— Start Dataset content —

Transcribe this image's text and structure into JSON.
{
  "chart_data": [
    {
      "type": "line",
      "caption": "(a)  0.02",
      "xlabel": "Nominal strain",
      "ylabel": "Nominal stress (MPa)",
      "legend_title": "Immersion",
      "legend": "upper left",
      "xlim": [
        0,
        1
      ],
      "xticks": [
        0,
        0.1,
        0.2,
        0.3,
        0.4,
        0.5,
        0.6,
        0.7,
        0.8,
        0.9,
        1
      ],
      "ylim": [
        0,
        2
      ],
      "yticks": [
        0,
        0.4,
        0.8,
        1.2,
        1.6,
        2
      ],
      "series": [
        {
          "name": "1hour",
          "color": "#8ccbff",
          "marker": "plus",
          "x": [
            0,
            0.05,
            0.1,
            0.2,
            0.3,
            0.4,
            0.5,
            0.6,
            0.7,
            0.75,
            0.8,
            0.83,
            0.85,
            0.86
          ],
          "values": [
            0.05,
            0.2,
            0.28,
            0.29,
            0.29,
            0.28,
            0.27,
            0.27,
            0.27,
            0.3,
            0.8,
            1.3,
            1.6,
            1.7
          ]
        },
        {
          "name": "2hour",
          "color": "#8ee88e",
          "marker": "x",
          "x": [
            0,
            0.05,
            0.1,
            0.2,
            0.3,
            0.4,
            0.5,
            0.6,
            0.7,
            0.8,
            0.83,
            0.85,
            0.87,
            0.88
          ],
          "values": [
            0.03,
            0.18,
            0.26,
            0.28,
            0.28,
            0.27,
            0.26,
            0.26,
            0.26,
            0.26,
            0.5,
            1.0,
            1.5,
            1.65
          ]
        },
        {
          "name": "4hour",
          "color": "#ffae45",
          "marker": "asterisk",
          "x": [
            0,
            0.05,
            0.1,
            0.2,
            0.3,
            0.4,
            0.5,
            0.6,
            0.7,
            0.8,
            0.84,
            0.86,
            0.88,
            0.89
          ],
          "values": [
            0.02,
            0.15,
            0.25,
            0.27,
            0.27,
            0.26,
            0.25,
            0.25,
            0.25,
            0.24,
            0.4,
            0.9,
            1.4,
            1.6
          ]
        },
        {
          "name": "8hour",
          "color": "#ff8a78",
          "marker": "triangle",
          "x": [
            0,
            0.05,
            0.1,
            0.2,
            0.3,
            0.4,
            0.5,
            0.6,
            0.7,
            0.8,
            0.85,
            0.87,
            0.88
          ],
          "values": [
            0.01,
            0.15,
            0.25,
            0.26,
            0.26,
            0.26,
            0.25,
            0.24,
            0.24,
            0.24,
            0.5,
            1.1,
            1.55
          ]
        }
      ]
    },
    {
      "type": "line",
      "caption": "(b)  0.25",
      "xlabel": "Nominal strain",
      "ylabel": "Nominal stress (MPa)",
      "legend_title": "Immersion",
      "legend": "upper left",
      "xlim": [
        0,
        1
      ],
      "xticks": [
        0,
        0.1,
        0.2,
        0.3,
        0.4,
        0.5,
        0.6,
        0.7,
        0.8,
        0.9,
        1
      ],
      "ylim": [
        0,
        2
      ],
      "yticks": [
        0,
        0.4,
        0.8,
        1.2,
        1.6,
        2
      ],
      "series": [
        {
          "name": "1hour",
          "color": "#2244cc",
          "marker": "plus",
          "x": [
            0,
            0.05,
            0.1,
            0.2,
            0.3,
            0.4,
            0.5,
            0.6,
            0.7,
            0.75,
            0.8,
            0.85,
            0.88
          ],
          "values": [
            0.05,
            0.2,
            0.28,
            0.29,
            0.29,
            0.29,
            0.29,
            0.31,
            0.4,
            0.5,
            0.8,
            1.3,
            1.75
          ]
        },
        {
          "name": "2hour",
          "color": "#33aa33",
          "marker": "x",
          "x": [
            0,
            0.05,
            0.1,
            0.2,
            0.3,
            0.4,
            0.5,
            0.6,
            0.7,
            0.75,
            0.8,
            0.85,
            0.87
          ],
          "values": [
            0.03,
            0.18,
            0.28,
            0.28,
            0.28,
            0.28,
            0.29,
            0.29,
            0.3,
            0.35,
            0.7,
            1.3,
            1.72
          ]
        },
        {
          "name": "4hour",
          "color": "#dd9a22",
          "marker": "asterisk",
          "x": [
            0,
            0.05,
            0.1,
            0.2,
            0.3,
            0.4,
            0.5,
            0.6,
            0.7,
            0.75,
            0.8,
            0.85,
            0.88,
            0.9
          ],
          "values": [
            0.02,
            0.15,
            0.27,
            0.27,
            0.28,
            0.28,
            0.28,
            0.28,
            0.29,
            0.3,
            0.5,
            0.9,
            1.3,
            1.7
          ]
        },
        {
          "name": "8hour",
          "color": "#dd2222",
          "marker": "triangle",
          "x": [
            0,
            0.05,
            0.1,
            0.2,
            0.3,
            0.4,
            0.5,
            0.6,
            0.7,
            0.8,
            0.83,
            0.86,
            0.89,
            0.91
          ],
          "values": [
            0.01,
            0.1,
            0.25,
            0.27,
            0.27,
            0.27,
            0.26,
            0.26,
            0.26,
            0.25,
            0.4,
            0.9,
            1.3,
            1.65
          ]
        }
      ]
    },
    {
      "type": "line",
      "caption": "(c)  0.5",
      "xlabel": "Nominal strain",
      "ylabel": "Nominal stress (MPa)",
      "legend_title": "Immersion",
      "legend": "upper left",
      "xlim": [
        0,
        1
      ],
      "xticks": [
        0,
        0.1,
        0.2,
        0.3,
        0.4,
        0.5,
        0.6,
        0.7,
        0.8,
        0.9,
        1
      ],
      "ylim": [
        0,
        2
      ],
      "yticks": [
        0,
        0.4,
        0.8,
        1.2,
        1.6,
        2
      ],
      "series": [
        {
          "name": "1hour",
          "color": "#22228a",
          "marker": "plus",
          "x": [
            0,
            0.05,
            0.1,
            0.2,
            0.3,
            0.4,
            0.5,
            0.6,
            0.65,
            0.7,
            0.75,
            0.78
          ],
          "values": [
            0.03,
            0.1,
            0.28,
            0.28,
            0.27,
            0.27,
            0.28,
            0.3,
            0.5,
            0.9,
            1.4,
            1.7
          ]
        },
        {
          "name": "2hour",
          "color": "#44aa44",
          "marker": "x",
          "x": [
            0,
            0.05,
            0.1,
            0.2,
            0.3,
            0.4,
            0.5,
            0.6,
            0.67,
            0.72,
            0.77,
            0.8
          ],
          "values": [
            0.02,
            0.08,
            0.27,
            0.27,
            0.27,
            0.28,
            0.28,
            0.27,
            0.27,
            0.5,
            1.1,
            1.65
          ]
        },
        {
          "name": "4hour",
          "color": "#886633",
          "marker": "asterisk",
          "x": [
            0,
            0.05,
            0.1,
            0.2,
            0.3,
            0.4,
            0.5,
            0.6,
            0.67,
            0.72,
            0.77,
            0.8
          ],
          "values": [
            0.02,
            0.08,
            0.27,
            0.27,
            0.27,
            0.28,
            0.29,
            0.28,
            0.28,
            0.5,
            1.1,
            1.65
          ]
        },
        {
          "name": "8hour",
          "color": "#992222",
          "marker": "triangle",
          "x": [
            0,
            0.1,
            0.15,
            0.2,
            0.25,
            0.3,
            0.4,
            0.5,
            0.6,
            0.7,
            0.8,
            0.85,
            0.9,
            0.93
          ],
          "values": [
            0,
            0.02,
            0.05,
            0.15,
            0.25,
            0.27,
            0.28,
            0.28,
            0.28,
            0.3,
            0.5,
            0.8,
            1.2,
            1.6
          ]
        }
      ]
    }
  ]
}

— End Dataset content —

**Task directions:**
Using the material above, copy every line in which the string "caption" occurs.

**Full response:**
      "caption": "(a)  0.02",
      "caption": "(b)  0.25",
      "caption": "(c)  0.5",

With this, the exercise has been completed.